(What needs to be done): Determine how many lines of the data below contain "نوفمبر", then give only that number.
# # # #
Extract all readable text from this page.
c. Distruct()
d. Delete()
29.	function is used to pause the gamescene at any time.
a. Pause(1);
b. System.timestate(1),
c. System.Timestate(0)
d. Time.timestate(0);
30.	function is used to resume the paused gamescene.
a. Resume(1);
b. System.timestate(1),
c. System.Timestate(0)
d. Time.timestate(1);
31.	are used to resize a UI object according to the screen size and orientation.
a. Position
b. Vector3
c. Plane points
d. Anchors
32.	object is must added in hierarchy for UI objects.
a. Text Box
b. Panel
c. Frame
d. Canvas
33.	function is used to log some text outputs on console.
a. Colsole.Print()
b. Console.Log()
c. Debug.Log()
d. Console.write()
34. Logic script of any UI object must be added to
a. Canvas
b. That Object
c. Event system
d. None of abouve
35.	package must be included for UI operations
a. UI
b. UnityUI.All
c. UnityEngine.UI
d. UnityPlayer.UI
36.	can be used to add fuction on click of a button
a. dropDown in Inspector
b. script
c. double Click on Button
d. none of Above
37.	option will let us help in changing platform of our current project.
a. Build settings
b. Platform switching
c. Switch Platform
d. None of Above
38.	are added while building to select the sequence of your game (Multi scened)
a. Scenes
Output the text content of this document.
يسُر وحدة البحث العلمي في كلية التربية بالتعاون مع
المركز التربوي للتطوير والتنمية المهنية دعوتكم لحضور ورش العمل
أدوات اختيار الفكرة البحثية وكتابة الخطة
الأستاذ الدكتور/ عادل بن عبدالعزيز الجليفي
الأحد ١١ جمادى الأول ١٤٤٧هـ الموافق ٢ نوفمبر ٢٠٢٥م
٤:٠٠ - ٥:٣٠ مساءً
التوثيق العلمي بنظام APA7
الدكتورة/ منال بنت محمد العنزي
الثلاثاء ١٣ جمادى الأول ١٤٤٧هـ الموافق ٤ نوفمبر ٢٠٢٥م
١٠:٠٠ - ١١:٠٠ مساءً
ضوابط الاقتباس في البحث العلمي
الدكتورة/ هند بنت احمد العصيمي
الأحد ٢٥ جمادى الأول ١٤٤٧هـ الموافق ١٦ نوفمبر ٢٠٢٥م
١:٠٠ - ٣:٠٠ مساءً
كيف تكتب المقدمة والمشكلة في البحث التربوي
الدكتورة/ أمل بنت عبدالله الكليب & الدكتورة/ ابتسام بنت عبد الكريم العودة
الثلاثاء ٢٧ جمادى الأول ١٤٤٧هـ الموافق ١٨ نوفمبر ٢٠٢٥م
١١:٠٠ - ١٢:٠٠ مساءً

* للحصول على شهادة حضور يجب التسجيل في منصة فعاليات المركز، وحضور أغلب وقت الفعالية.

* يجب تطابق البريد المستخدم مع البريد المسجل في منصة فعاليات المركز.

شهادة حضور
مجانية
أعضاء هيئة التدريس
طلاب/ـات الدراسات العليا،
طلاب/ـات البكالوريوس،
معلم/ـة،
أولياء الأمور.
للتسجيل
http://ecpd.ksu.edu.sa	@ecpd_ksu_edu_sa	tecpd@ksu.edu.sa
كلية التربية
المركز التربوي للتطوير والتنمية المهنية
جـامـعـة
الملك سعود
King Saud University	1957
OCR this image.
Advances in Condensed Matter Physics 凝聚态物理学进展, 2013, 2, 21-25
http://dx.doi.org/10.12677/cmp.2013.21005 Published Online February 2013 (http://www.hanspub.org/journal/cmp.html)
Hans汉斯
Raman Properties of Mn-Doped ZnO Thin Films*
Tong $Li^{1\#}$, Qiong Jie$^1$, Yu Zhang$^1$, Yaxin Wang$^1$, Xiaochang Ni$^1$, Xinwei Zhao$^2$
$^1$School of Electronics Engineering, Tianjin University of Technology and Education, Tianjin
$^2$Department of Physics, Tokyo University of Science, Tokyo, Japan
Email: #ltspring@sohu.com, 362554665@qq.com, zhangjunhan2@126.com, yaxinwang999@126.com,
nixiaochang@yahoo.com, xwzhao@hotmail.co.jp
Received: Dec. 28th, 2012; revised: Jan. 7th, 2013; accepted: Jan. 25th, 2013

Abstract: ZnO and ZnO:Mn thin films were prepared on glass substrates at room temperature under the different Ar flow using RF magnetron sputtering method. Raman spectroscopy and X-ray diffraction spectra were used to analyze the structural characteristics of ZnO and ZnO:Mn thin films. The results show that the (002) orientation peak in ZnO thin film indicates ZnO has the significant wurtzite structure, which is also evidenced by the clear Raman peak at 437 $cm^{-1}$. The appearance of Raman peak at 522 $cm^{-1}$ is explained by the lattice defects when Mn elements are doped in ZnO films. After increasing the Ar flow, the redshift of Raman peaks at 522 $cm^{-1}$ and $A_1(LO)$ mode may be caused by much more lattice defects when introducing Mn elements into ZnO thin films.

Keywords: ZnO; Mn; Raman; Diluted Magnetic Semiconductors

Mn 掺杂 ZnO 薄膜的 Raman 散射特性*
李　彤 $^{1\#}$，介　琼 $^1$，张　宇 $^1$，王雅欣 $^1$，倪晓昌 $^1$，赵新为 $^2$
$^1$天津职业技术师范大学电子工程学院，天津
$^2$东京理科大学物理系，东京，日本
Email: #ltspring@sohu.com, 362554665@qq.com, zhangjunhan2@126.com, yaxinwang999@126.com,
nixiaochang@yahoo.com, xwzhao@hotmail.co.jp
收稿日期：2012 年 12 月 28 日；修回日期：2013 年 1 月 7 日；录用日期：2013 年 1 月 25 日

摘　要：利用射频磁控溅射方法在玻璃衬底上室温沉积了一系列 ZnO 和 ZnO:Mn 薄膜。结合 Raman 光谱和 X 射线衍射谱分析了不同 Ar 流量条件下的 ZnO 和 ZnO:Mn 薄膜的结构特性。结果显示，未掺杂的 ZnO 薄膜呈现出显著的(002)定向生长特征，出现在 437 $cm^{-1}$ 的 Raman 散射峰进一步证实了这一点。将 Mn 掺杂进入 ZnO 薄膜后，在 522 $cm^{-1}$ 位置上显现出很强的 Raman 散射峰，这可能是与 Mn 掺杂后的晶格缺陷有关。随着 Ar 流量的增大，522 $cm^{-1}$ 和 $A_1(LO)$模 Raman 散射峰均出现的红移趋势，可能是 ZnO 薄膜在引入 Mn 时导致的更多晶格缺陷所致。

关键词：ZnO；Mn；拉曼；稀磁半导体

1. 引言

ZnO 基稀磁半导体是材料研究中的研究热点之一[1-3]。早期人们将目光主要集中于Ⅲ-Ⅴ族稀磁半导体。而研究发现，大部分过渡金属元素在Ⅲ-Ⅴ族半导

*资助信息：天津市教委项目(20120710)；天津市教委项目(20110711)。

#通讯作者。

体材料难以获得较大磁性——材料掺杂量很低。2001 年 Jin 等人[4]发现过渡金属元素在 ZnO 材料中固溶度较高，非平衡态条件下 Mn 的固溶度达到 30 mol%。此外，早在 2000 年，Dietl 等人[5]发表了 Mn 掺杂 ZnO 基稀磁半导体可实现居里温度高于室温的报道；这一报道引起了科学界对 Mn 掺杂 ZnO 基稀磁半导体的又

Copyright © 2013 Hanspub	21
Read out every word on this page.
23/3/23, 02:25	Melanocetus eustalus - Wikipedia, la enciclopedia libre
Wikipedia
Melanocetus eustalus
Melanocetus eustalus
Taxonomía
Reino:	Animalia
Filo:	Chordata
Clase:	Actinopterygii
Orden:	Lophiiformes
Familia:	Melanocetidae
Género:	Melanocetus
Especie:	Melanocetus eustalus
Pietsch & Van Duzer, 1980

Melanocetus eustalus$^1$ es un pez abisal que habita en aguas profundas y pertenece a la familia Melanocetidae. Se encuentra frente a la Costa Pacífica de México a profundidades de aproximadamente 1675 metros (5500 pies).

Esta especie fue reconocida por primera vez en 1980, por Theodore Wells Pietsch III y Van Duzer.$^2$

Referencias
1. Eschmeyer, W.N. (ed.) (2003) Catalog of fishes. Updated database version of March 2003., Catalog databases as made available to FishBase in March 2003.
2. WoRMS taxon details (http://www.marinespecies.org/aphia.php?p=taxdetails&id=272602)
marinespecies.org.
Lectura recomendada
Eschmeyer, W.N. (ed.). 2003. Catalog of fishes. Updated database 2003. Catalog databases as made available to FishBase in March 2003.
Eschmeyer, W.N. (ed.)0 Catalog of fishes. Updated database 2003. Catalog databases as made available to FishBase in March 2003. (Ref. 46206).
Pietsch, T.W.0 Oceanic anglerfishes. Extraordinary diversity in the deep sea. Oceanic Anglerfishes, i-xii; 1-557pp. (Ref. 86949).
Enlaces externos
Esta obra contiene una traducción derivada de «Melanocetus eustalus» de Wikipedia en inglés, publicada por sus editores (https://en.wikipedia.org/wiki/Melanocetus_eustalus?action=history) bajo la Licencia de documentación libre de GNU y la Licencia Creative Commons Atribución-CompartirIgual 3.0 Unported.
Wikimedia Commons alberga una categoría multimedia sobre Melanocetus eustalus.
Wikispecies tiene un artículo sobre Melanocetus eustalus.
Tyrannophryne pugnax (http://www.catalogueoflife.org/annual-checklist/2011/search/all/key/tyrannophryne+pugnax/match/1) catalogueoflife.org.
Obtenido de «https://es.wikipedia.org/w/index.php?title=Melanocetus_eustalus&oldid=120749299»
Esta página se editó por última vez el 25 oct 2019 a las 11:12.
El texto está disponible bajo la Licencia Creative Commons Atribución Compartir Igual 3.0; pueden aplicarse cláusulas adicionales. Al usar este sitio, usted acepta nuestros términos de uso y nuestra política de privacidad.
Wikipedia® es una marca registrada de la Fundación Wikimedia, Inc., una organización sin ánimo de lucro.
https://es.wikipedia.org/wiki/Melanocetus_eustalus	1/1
# # # #
(Worked solution): 4